Entries provided:
:::::
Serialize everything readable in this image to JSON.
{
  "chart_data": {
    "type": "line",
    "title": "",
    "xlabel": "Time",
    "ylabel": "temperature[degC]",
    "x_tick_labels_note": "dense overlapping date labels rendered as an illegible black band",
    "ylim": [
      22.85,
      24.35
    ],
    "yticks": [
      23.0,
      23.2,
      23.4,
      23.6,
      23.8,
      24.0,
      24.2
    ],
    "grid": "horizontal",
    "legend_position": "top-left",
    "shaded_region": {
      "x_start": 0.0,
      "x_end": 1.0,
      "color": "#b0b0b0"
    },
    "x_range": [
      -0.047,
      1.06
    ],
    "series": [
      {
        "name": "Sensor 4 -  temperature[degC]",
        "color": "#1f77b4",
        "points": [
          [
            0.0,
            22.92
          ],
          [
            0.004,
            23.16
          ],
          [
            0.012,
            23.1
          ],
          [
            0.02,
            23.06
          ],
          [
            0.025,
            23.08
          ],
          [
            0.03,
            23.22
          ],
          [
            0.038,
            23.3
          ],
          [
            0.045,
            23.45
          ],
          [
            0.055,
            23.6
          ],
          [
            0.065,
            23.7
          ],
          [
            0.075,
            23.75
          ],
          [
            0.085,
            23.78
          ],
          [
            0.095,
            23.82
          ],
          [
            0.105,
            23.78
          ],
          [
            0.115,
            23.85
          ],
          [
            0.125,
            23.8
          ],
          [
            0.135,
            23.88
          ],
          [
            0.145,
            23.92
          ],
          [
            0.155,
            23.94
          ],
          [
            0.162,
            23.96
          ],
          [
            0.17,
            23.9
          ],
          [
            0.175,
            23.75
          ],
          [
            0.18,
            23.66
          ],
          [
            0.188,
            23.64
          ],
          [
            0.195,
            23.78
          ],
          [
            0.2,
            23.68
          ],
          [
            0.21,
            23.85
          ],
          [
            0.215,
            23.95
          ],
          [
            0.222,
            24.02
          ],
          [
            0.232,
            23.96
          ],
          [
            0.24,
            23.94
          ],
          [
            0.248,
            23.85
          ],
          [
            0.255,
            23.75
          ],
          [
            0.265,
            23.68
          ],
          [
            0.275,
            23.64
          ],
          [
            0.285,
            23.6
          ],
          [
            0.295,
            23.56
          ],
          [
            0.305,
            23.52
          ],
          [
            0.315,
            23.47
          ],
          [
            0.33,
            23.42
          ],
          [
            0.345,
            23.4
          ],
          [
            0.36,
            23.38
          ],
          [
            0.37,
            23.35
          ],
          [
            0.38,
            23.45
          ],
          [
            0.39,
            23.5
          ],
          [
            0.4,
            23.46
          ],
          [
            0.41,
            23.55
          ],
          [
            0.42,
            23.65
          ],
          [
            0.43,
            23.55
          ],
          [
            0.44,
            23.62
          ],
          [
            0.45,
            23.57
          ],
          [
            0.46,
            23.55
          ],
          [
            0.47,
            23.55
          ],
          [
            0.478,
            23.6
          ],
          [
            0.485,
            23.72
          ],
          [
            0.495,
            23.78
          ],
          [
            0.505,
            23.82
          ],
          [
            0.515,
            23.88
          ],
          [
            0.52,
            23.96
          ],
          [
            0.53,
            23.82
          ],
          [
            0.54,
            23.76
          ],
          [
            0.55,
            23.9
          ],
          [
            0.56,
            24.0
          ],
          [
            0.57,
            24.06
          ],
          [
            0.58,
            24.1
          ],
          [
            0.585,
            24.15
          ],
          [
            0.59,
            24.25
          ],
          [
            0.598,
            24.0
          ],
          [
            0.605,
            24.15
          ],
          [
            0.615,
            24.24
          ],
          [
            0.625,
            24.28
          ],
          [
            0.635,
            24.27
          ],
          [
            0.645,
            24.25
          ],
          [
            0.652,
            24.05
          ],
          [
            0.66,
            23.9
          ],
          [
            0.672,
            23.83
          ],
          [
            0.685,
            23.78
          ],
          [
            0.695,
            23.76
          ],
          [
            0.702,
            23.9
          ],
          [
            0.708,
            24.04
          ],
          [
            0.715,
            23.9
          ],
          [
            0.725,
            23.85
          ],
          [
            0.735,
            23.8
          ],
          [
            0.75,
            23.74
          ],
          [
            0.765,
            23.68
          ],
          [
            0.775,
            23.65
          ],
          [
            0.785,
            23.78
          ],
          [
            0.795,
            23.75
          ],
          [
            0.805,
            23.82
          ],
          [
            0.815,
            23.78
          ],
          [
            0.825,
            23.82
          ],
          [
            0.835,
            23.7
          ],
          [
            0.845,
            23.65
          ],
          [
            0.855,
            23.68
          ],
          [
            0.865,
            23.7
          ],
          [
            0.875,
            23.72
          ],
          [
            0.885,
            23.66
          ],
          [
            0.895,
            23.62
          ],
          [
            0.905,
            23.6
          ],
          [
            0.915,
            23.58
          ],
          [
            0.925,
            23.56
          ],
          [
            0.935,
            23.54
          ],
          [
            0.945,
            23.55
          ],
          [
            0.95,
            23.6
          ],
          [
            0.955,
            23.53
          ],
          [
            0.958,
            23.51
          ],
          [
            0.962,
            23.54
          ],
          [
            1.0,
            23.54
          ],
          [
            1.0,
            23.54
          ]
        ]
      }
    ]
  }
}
:::::
Challenge:
Write the complete data out, exactly as above.

Exercise result:
Serialize everything readable in this image to JSON.
{
  "chart_data": {
    "type": "line",
    "title": "",
    "xlabel": "Time",
    "ylabel": "temperature[degC]",
    "x_tick_labels_note": "dense overlapping date labels rendered as an illegible black band",
    "ylim": [
      22.85,
      24.35
    ],
    "yticks": [
      23.0,
      23.2,
      23.4,
      23.6,
      23.8,
      24.0,
      24.2
    ],
    "grid": "horizontal",
    "legend_position": "top-left",
    "shaded_region": {
      "x_start": 0.0,
      "x_end": 1.0,
      "color": "#b0b0b0"
    },
    "x_range": [
      -0.047,
      1.06
    ],
    "series": [
      {
        "name": "Sensor 4 -  temperature[degC]",
        "color": "#1f77b4",
        "points": [
          [
            0.0,
            22.92
          ],
          [
            0.004,
            23.16
          ],
          [
            0.012,
            23.1
          ],
          [
            0.02,
            23.06
          ],
          [
            0.025,
            23.08
          ],
          [
            0.03,
            23.22
          ],
          [
            0.038,
            23.3
          ],
          [
            0.045,
            23.45
          ],
          [
            0.055,
            23.6
          ],
          [
            0.065,
            23.7
          ],
          [
            0.075,
            23.75
          ],
          [
            0.085,
            23.78
          ],
          [
            0.095,
            23.82
          ],
          [
            0.105,
            23.78
          ],
          [
            0.115,
            23.85
          ],
          [
            0.125,
            23.8
          ],
          [
            0.135,
            23.88
          ],
          [
            0.145,
            23.92
          ],
          [
            0.155,
            23.94
          ],
          [
            0.162,
            23.96
          ],
          [
            0.17,
            23.9
          ],
          [
            0.175,
            23.75
          ],
          [
            0.18,
            23.66
          ],
          [
            0.188,
            23.64
          ],
          [
            0.195,
            23.78
          ],
          [
            0.2,
            23.68
          ],
          [
            0.21,
            23.85
          ],
          [
            0.215,
            23.95
          ],
          [
            0.222,
            24.02
          ],
          [
            0.232,
            23.96
          ],
          [
            0.24,
            23.94
          ],
          [
            0.248,
            23.85
          ],
          [
            0.255,
            23.75
          ],
          [
            0.265,
            23.68
          ],
          [
            0.275,
            23.64
          ],
          [
            0.285,
            23.6
          ],
          [
            0.295,
            23.56
          ],
          [
            0.305,
            23.52
          ],
          [
            0.315,
            23.47
          ],
          [
            0.33,
            23.42
          ],
          [
            0.345,
            23.4
          ],
          [
            0.36,
            23.38
          ],
          [
            0.37,
            23.35
          ],
          [
            0.38,
            23.45
          ],
          [
            0.39,
            23.5
          ],
          [
            0.4,
            23.46
          ],
          [
            0.41,
            23.55
          ],
          [
            0.42,
            23.65
          ],
          [
            0.43,
            23.55
          ],
          [
            0.44,
            23.62
          ],
          [
            0.45,
            23.57
          ],
          [
            0.46,
            23.55
          ],
          [
            0.47,
            23.55
          ],
          [
            0.478,
            23.6
          ],
          [
            0.485,
            23.72
          ],
          [
            0.495,
            23.78
          ],
          [
            0.505,
            23.82
          ],
          [
            0.515,
            23.88
          ],
          [
            0.52,
            23.96
          ],
          [
            0.53,
            23.82
          ],
          [
            0.54,
            23.76
          ],
          [
            0.55,
            23.9
          ],
          [
            0.56,
            24.0
          ],
          [
            0.57,
            24.06
          ],
          [
            0.58,
            24.1
          ],
          [
            0.585,
            24.15
          ],
          [
            0.59,
            24.25
          ],
          [
            0.598,
            24.0
          ],
          [
            0.605,
            24.15
          ],
          [
            0.615,
            24.24
          ],
          [
            0.625,
            24.28
          ],
          [
            0.635,
            24.27
          ],
          [
            0.645,
            24.25
          ],
          [
            0.652,
            24.05
          ],
          [
            0.66,
            23.9
          ],
          [
            0.672,
            23.83
          ],
          [
            0.685,
            23.78
          ],
          [
            0.695,
            23.76
          ],
          [
            0.702,
            23.9
          ],
          [
            0.708,
            24.04
          ],
          [
            0.715,
            23.9
          ],
          [
            0.725,
            23.85
          ],
          [
            0.735,
            23.8
          ],
          [
            0.75,
            23.74
          ],
          [
            0.765,
            23.68
          ],
          [
            0.775,
            23.65
          ],
          [
            0.785,
            23.78
          ],
          [
            0.795,
            23.75
          ],
          [
            0.805,
            23.82
          ],
          [
            0.815,
            23.78
          ],
          [
            0.825,
            23.82
          ],
          [
            0.835,
            23.7
          ],
          [
            0.845,
            23.65
          ],
          [
            0.855,
            23.68
          ],
          [
            0.865,
            23.7
          ],
          [
            0.875,
            23.72
          ],
          [
            0.885,
            23.66
          ],
          [
            0.895,
            23.62
          ],
          [
            0.905,
            23.6
          ],
          [
            0.915,
            23.58
          ],
          [
            0.925,
            23.56
          ],
          [
            0.935,
            23.54
          ],
          [
            0.945,
            23.55
          ],
          [
            0.95,
            23.6
          ],
          [
            0.955,
            23.53
          ],
          [
            0.958,
            23.51
          ],
          [
            0.962,
            23.54
          ],
          [
            1.0,
            23.54
          ],
          [
            1.0,
            23.54
          ]
        ]
      }
    ]
  }
}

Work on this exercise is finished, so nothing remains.